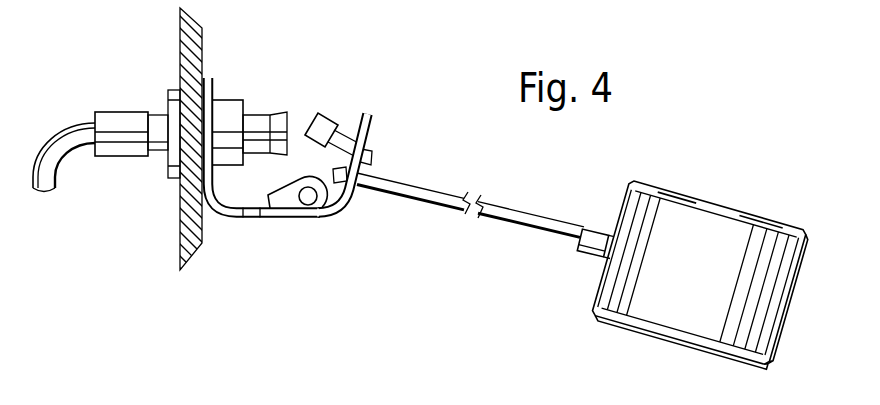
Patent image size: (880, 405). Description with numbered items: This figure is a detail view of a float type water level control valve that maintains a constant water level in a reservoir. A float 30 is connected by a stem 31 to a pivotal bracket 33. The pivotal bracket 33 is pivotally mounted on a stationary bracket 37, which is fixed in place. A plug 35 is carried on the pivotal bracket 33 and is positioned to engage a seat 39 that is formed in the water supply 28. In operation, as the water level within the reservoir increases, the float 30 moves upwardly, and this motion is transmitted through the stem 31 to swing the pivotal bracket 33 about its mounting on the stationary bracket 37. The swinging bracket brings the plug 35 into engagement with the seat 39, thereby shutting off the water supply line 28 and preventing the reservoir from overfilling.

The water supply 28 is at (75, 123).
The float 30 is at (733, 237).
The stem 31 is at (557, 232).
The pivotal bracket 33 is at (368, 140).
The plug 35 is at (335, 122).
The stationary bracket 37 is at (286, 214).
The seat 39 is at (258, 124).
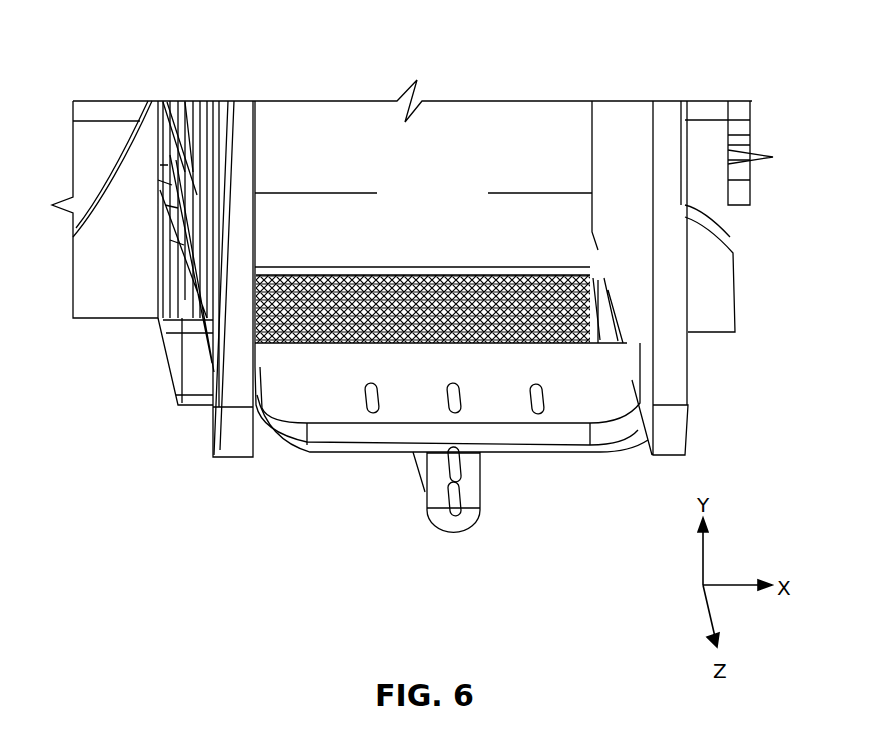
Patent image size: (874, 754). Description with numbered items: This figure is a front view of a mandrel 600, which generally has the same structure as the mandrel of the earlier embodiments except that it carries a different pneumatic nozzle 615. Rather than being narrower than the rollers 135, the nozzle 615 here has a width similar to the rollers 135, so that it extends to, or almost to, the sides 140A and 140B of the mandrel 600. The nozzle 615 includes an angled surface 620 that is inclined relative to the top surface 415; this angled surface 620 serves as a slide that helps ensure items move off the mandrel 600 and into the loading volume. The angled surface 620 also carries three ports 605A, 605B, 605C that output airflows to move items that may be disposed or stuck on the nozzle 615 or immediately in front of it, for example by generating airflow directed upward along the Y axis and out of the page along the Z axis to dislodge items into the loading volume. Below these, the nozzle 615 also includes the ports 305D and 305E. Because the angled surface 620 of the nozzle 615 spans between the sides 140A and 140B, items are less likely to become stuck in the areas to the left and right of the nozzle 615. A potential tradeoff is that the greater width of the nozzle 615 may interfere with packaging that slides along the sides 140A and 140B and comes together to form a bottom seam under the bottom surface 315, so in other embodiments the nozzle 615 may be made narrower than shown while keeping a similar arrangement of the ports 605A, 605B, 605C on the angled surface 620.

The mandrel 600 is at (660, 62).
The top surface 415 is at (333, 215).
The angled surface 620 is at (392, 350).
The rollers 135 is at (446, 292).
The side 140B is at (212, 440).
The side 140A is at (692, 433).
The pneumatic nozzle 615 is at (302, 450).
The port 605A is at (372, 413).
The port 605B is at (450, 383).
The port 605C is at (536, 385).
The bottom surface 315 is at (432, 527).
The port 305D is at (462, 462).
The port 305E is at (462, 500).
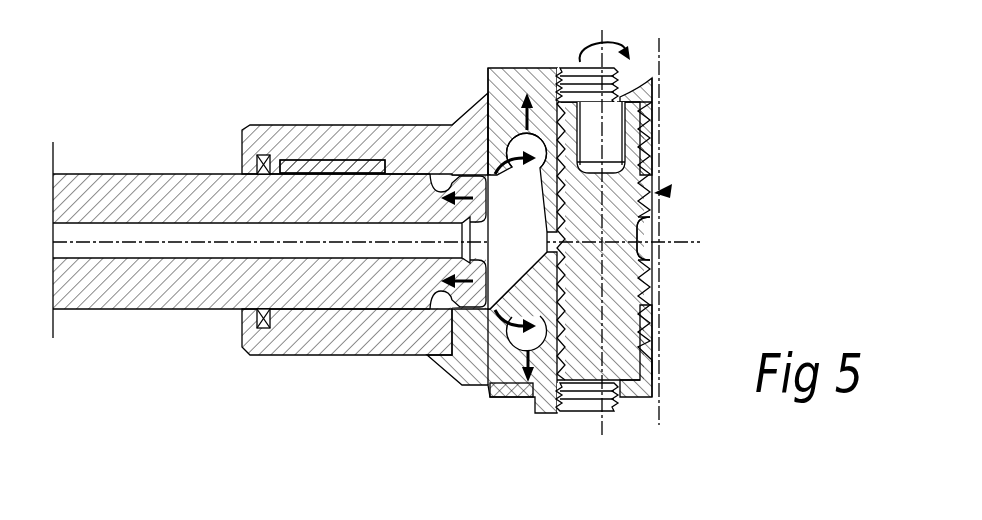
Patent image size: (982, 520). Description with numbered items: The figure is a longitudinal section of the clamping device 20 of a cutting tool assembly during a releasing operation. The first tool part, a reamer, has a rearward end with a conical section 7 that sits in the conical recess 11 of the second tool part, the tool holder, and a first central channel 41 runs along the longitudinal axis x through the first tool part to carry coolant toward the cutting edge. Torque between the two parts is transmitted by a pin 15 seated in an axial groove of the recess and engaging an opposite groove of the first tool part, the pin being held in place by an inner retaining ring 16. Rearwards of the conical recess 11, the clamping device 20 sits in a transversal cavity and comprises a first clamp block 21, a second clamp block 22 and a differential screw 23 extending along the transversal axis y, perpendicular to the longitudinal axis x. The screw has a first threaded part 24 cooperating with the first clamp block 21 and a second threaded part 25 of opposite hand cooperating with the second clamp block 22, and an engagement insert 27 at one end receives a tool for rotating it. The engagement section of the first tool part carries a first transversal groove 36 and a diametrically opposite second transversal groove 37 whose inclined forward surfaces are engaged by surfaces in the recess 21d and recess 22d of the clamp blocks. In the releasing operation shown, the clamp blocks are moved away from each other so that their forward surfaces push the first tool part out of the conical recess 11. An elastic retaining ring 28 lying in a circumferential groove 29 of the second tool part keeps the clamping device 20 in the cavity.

CHALLENGE: Copy all the lines above again, replacing every "Description" with "Summary", changing nothing else, and leave out the pictures.

OUTPUT BELOW:
Patent image size: (880, 405). Summary with numbered items: This figure is a detail view of a float type water level control valve that maintains a constant water level in a reservoir. A float 30 is connected by a stem 31 to a pivotal bracket 33. The pivotal bracket 33 is pivotally mounted on a stationary bracket 37, which is fixed in place. A plug 35 is carried on the pivotal bracket 33 and is positioned to engage a seat 39 that is formed in the water supply 28. In operation, as the water level within the reservoir increases, the float 30 moves upwardly, and this motion is transmitted through the stem 31 to swing the pivotal bracket 33 about its mounting on the stationary bracket 37. The swinging bracket brings the plug 35 into engagement with the seat 39, thereby shutting off the water supply line 28 and preventing the reservoir from overfilling.

The water supply 28 is at (75, 123).
The float 30 is at (733, 237).
The stem 31 is at (557, 232).
The pivotal bracket 33 is at (368, 140).
The plug 35 is at (335, 122).
The stationary bracket 37 is at (286, 214).
The seat 39 is at (258, 124).
Patent image size: (874, 754). Summary with numbered items: This figure is a front view of a mandrel 600, which generally has the same structure as the mandrel of the earlier embodiments except that it carries a different pneumatic nozzle 615. Rather than being narrower than the rollers 135, the nozzle 615 here has a width similar to the rollers 135, so that it extends to, or almost to, the sides 140A and 140B of the mandrel 600. The nozzle 615 includes an angled surface 620 that is inclined relative to the top surface 415; this angled surface 620 serves as a slide that helps ensure items move off the mandrel 600 and into the loading volume. The angled surface 620 also carries three ports 605A, 605B, 605C that output airflows to move items that may be disposed or stuck on the nozzle 615 or immediately in front of it, for example by generating airflow directed upward along the Y axis and out of the page along the Z axis to dislodge items into the loading volume. Below these, the nozzle 615 also includes the ports 305D and 305E. Because the angled surface 620 of the nozzle 615 spans between the sides 140A and 140B, items are less likely to become stuck in the areas to the left and right of the nozzle 615. A potential tradeoff is that the greater width of the nozzle 615 may interfere with packaging that slides along the sides 140A and 140B and comes together to form a bottom seam under the bottom surface 315, so in other embodiments the nozzle 615 may be made narrower than shown while keeping a similar arrangement of the ports 605A, 605B, 605C on the angled surface 620.

The mandrel 600 is at (660, 62).
The top surface 415 is at (333, 215).
The angled surface 620 is at (392, 350).
The rollers 135 is at (446, 292).
The side 140B is at (212, 440).
The side 140A is at (692, 433).
The pneumatic nozzle 615 is at (302, 450).
The port 605A is at (372, 413).
The port 605B is at (450, 383).
The port 605C is at (536, 385).
The bottom surface 315 is at (432, 527).
The port 305D is at (462, 462).
The port 305E is at (462, 500).
Patent image size: (982, 520). Summary with numbered items: The figure is a longitudinal section of the clamping device 20 of a cutting tool assembly during a releasing operation. The first tool part, a reamer, has a rearward end with a conical section 7 that sits in the conical recess 11 of the second tool part, the tool holder, and a first central channel 41 runs along the longitudinal axis x through the first tool part to carry coolant toward the cutting edge. Torque between the two parts is transmitted by a pin 15 seated in an axial groove of the recess and engaging an opposite groove of the first tool part, the pin being held in place by an inner retaining ring 16. Rearwards of the conical recess 11, the clamping device 20 sits in a transversal cavity and comprises a first clamp block 21, a second clamp block 22 and a differential screw 23 extending along the transversal axis y, perpendicular to the longitudinal axis x. The screw has a first threaded part 24 cooperating with the first clamp block 21 and a second threaded part 25 of opposite hand cooperating with the second clamp block 22, and an engagement insert 27 at one end receives a tool for rotating it. The engagement section of the first tool part carries a first transversal groove 36 and a diametrically opposite second transversal groove 37 whose inclined forward surfaces are engaged by surfaces in the recess 21d and recess 22d of the clamp blocks. In the releasing operation shown, the clamp blocks are moved away from each other so that their forward surfaces push the first tool part out of the conical recess 11. An elastic retaining ring 28 lying in a circumferential groove 29 of the second tool part keeps the clamping device 20 in the cavity.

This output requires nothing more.